Potential impact of a PFM tear on theorized mechanisms

None of the articles evaluated birth-related nonrepairable tears of the critical urethral support provided by the pubovisceral portion of the levator ani muscle (also referred to as Kegel muscle, pubococcygeal muscles, generally PFM). Such tears were suspected as early as 1943 [38] and irrefutable evidence suggests they are permanent [12].

Suggested psychometrically sound methods to diagnose PFM tear include various clinical appraisal estimates using one or more fingers for palpatory assessment, MRI, and three- or four-dimensional (3D or 4D) ultrasound for imaging assessment [38,39,40,41,42,43,44,45,46]. Importantly, though PFMT targets this very muscle whether women had a tear was not assessed in any of the articles. For these women, PFMT may strengthen the urethral striated muscle as an alternative mechanism explaining its effects on UI.

More evidence is needed, particularly given that 5% to 15% of women who have delivered vaginally have at least a partial tear of the pubovisceral muscle origin at the pubic bone [12, 41, 47]. In addition, our previous study found that postpartum women with PFM tears were more likely to have lower urethral closure pressure during Kegel exercises [48]. More research is needed to account for the effect of PFM tear(s) on theorized mechanisms as well as its effects of PFMT on reducing UI.

Strengths and limitations

There are both strengths and weaknesses to our approach. The weaknesses include the fact that the databases searched were selected based on best match per guidance from a professional librarian specializing in instruction; however, the search was not fully exhaustive. Restriction to the English language may have excluded studies that might otherwise have offered unique and important data. Similarly, the exclusion of the grey literature may have meant we missed some articles.

■ STUDY QUESTIONS
**a.** In the passage on pelvic floor muscle tears, what share of women who have delivered vaginally have at least a partial tear of the pubovisceral muscle origin at the pubic bone?
**b.** Copy the passage on pelvic floor muscle tears word for word from "Suggested psychometrically sound" to "effects on UI.".
**c.** Continue the passage on pelvic floor muscle tears past its final sentence.
The material has no connection to the passage on pelvic floor muscle tears.

[Records in a dataset]
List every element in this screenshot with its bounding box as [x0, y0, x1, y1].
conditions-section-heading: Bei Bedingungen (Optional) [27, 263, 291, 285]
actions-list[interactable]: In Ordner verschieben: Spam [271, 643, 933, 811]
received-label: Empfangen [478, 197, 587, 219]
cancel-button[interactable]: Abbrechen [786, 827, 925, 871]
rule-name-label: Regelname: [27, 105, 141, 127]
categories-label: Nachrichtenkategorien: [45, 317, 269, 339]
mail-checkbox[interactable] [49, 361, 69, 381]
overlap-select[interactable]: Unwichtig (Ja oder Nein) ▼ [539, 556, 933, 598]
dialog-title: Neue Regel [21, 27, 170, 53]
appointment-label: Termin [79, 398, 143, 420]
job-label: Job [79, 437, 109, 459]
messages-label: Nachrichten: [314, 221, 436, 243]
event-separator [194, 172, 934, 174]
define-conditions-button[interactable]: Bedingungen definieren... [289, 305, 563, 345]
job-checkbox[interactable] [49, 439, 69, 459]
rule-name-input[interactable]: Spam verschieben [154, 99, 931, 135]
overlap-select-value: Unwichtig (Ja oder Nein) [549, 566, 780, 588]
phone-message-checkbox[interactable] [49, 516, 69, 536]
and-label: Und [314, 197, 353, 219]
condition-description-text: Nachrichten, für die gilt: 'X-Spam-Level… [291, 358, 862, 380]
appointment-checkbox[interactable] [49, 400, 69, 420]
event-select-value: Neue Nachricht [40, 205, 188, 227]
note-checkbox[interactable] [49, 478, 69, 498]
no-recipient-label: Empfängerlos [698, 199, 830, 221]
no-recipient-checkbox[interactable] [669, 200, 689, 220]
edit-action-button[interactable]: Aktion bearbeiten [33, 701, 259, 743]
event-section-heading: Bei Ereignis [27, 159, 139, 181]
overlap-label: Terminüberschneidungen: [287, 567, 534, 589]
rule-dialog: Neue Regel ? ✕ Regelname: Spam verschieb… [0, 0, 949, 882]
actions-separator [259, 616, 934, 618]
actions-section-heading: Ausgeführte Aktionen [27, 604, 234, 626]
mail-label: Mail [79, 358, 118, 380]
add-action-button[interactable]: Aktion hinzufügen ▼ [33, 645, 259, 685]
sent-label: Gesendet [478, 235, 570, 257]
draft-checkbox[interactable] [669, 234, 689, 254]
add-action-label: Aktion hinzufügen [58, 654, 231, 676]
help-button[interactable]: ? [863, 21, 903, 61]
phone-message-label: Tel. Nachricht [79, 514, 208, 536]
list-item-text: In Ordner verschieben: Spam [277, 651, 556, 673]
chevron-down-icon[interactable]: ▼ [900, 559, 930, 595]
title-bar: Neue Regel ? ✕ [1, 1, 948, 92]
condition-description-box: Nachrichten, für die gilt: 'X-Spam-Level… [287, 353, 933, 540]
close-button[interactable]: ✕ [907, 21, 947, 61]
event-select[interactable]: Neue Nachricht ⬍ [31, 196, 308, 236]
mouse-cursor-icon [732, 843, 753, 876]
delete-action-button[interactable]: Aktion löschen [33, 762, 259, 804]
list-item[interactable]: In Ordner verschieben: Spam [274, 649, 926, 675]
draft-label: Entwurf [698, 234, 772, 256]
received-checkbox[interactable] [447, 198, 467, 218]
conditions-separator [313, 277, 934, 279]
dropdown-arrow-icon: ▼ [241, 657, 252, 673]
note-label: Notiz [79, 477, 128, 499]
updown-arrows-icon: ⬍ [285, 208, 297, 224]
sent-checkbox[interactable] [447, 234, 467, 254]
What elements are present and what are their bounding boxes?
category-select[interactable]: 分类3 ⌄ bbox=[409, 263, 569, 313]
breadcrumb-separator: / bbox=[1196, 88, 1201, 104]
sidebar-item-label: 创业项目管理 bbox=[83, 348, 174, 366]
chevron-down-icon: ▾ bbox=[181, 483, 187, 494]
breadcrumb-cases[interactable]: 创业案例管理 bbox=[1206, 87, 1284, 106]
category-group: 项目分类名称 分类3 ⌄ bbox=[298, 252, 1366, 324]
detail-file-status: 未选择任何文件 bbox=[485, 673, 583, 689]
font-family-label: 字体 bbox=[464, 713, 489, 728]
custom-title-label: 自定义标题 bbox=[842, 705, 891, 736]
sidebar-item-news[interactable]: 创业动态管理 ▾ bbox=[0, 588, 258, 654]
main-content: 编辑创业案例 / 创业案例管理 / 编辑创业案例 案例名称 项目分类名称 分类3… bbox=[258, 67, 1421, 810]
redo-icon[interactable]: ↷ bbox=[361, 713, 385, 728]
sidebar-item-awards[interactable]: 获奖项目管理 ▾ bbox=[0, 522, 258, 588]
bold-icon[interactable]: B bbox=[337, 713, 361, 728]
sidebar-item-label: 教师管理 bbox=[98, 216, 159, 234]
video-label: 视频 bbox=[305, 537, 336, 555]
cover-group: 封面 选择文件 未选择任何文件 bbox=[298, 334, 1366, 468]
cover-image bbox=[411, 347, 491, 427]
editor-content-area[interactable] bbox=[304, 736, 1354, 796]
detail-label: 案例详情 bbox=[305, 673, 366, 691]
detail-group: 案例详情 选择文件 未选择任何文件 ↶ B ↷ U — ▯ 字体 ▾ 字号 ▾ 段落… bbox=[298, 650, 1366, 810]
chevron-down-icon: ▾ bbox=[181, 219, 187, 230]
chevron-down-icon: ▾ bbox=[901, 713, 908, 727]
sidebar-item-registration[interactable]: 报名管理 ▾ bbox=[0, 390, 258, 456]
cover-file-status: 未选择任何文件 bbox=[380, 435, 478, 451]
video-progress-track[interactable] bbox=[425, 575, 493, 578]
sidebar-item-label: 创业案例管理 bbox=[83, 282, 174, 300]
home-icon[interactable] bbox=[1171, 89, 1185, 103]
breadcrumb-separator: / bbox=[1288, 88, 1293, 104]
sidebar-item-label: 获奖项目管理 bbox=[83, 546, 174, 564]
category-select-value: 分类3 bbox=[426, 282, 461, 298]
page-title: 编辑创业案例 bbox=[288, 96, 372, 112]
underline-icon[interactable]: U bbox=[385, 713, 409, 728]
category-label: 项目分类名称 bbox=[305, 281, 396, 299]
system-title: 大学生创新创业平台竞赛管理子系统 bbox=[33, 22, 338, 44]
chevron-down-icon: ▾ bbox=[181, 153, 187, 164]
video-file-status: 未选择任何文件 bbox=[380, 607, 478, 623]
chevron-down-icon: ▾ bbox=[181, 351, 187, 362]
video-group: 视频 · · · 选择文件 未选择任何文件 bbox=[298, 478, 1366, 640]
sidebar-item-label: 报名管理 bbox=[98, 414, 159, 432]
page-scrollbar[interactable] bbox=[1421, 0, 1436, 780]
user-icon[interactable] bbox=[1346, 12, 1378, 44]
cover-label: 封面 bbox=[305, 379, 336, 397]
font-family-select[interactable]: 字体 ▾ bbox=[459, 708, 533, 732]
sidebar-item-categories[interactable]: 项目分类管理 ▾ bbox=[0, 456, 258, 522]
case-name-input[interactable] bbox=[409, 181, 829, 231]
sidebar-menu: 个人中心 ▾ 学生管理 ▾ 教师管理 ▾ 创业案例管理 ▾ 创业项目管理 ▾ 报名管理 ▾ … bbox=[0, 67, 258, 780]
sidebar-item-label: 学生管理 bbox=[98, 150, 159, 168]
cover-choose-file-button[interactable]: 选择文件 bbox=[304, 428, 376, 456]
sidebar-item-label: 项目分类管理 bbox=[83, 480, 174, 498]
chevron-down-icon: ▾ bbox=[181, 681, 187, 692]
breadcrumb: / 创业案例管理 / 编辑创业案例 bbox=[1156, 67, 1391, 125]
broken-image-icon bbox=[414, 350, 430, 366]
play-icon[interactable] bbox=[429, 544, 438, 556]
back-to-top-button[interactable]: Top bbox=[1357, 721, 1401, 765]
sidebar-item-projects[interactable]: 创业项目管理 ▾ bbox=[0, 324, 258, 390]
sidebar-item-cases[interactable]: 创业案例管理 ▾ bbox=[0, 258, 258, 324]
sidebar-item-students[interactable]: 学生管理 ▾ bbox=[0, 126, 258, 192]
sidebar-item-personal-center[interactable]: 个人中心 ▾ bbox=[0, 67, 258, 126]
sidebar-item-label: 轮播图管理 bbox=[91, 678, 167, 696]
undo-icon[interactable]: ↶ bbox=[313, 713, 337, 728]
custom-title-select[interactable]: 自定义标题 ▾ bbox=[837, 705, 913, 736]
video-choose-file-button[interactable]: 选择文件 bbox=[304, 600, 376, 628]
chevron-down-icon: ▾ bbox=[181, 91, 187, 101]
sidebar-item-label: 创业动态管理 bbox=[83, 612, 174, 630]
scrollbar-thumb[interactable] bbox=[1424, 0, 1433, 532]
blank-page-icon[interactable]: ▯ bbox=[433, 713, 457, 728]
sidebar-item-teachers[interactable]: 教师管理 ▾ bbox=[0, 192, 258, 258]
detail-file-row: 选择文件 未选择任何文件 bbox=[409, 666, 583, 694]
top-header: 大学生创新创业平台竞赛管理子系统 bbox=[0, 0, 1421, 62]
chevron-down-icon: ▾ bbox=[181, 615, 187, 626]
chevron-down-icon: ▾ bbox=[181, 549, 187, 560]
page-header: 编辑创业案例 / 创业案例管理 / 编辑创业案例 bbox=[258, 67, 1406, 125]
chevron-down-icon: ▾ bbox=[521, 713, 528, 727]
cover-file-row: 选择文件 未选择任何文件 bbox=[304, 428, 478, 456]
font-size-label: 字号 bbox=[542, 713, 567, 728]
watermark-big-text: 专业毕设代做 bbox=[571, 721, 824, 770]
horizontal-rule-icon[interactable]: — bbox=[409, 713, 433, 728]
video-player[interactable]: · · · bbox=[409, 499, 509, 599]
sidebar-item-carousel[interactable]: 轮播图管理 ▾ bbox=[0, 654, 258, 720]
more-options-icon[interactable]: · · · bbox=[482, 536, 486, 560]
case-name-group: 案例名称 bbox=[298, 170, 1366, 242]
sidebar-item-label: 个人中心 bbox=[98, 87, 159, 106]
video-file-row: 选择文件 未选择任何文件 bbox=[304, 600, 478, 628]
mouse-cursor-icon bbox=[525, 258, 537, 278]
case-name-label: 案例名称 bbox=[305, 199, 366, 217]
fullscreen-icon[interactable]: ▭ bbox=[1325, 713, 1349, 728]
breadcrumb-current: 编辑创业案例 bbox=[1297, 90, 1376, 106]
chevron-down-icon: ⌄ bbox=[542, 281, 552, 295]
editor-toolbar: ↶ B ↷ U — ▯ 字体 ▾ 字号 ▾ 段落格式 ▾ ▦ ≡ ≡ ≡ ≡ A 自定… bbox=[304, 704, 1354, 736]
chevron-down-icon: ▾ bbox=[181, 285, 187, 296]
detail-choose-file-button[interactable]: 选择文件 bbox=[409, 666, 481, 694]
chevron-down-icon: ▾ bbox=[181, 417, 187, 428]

■ TASK RESPONSES
**a.** 5% to 15%

**b.**
Suggested psychometrically sound methods to diagnose PFM tear include various clinical appraisal estimates using one or more fingers for palpatory assessment, MRI, and three- or four-dimensional (3D or 4D) ultrasound for imaging assessment [38,39,40,41,42,43,44,45,46]. Importantly, though PFMT targets this very muscle whether women had a tear was not assessed in any of the articles. For these women, PFMT may strengthen the urethral striated muscle as an alternative mechanism explaining its effects on UI.

**c.**
This study focused on examining the PFMT literature for its robustness regarding the theoretical mechanisms underlying formation of the programs. Our findings of major gaps should not be misinterpreted as denigrating PFMT for it is well established that PFMT, in its many forms, can work for many women. Rather, our results call for research that is dedicated to better understanding theorized mechanisms to improve efficacy—in other words, we need greater understanding of why PFMT works.

Our literature review differs from others in the field of PFMT in its organization and focus on theoretical mechanisms. Our authorship includes experts in both PFMT mechanisms and interventions for pelvic floor disorders. Questions raised by the findings and implications for additional research lead to the suggestion that future investigators (1) report the theory base of their specific PFMT program, and (2) measure the constructs implied by the theory (e.g., PFM strength change) with psychometrically sound instruments.

Once this work is accomplished, cost-effective and time efficient treatment can become more of the norm. It may be time for an adaptive or even smart trial design to be used to identify how best to personalize PFMT in order to optimize a women’s outcomes by applying the theory-driven PFMT program most appropriate to her unique situation.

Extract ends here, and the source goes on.